WORK TO BE COMPLETED — Copy each entry as it stands, leaving nothing out.

══════

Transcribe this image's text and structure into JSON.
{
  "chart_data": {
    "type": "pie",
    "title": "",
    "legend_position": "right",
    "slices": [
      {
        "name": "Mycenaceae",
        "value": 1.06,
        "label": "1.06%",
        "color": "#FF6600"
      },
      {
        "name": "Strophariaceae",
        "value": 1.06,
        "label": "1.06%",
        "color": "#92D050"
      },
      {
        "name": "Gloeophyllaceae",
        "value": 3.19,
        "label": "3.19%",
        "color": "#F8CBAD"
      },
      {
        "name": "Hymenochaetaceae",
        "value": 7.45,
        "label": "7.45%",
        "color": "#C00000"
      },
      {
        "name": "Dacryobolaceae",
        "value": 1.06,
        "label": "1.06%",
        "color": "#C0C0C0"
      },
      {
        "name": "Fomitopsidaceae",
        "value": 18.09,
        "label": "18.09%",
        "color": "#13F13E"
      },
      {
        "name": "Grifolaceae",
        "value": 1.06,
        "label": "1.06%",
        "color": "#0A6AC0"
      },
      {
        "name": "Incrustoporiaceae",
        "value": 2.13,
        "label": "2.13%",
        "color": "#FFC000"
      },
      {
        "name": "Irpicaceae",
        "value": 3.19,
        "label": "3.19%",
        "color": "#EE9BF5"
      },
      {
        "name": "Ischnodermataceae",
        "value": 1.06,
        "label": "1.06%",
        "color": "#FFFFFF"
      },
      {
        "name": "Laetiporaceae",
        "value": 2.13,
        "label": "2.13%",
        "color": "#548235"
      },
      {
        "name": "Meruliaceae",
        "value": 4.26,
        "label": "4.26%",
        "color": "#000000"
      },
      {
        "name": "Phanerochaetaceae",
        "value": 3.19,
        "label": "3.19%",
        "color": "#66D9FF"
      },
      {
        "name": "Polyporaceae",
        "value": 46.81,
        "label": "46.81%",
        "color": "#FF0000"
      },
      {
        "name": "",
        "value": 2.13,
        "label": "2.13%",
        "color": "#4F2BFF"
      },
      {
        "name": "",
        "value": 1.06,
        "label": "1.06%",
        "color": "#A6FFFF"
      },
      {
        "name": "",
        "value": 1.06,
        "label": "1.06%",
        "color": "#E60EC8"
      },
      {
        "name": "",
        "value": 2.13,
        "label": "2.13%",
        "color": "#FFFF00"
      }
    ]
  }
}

══════

PROBLEM SOLUTION —
Transcribe this image's text and structure into JSON.
{
  "chart_data": {
    "type": "pie",
    "title": "",
    "legend_position": "right",
    "slices": [
      {
        "name": "Mycenaceae",
        "value": 1.06,
        "label": "1.06%",
        "color": "#FF6600"
      },
      {
        "name": "Strophariaceae",
        "value": 1.06,
        "label": "1.06%",
        "color": "#92D050"
      },
      {
        "name": "Gloeophyllaceae",
        "value": 3.19,
        "label": "3.19%",
        "color": "#F8CBAD"
      },
      {
        "name": "Hymenochaetaceae",
        "value": 7.45,
        "label": "7.45%",
        "color": "#C00000"
      },
      {
        "name": "Dacryobolaceae",
        "value": 1.06,
        "label": "1.06%",
        "color": "#C0C0C0"
      },
      {
        "name": "Fomitopsidaceae",
        "value": 18.09,
        "label": "18.09%",
        "color": "#13F13E"
      },
      {
        "name": "Grifolaceae",
        "value": 1.06,
        "label": "1.06%",
        "color": "#0A6AC0"
      },
      {
        "name": "Incrustoporiaceae",
        "value": 2.13,
        "label": "2.13%",
        "color": "#FFC000"
      },
      {
        "name": "Irpicaceae",
        "value": 3.19,
        "label": "3.19%",
        "color": "#EE9BF5"
      },
      {
        "name": "Ischnodermataceae",
        "value": 1.06,
        "label": "1.06%",
        "color": "#FFFFFF"
      },
      {
        "name": "Laetiporaceae",
        "value": 2.13,
        "label": "2.13%",
        "color": "#548235"
      },
      {
        "name": "Meruliaceae",
        "value": 4.26,
        "label": "4.26%",
        "color": "#000000"
      },
      {
        "name": "Phanerochaetaceae",
        "value": 3.19,
        "label": "3.19%",
        "color": "#66D9FF"
      },
      {
        "name": "Polyporaceae",
        "value": 46.81,
        "label": "46.81%",
        "color": "#FF0000"
      },
      {
        "name": "",
        "value": 2.13,
        "label": "2.13%",
        "color": "#4F2BFF"
      },
      {
        "name": "",
        "value": 1.06,
        "label": "1.06%",
        "color": "#A6FFFF"
      },
      {
        "name": "",
        "value": 1.06,
        "label": "1.06%",
        "color": "#E60EC8"
      },
      {
        "name": "",
        "value": 2.13,
        "label": "2.13%",
        "color": "#FFFF00"
      }
    ]
  }
}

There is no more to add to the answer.